Stored dataset items -

---------------

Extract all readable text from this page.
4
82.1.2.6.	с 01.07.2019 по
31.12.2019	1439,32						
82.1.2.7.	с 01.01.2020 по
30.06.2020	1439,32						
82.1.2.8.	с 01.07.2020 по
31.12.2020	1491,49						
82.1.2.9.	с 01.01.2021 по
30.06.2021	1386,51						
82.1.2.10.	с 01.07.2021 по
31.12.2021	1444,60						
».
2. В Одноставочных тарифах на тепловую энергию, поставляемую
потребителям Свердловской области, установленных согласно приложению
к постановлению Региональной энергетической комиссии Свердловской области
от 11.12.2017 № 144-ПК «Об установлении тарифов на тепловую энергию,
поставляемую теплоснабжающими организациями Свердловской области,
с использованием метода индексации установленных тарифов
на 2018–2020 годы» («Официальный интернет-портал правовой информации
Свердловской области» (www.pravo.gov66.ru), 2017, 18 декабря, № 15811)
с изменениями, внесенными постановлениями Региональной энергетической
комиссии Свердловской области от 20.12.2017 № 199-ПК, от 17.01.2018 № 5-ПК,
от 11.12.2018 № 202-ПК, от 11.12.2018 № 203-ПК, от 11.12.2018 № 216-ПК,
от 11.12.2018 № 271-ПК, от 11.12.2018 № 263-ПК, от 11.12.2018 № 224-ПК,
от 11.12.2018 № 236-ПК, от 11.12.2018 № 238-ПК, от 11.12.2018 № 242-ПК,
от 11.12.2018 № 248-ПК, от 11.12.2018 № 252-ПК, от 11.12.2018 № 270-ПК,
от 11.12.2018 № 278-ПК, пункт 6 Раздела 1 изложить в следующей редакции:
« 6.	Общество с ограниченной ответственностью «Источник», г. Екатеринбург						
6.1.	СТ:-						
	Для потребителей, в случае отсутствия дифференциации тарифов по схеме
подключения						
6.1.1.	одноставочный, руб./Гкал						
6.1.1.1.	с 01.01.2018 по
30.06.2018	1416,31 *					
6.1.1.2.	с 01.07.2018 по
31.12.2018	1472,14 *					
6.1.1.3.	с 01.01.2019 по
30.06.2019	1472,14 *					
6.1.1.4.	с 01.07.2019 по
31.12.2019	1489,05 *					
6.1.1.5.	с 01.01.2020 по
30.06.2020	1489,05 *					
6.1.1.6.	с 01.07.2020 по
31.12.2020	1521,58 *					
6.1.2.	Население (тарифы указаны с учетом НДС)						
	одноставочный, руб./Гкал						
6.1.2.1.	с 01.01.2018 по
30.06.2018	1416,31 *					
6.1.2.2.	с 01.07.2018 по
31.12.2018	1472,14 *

---------------

Problem to work on - Of the lines above, copy each that contains "энергетической".

Answer for the task -
к постановлению Региональной энергетической комиссии Свердловской области
с изменениями, внесенными постановлениями Региональной энергетической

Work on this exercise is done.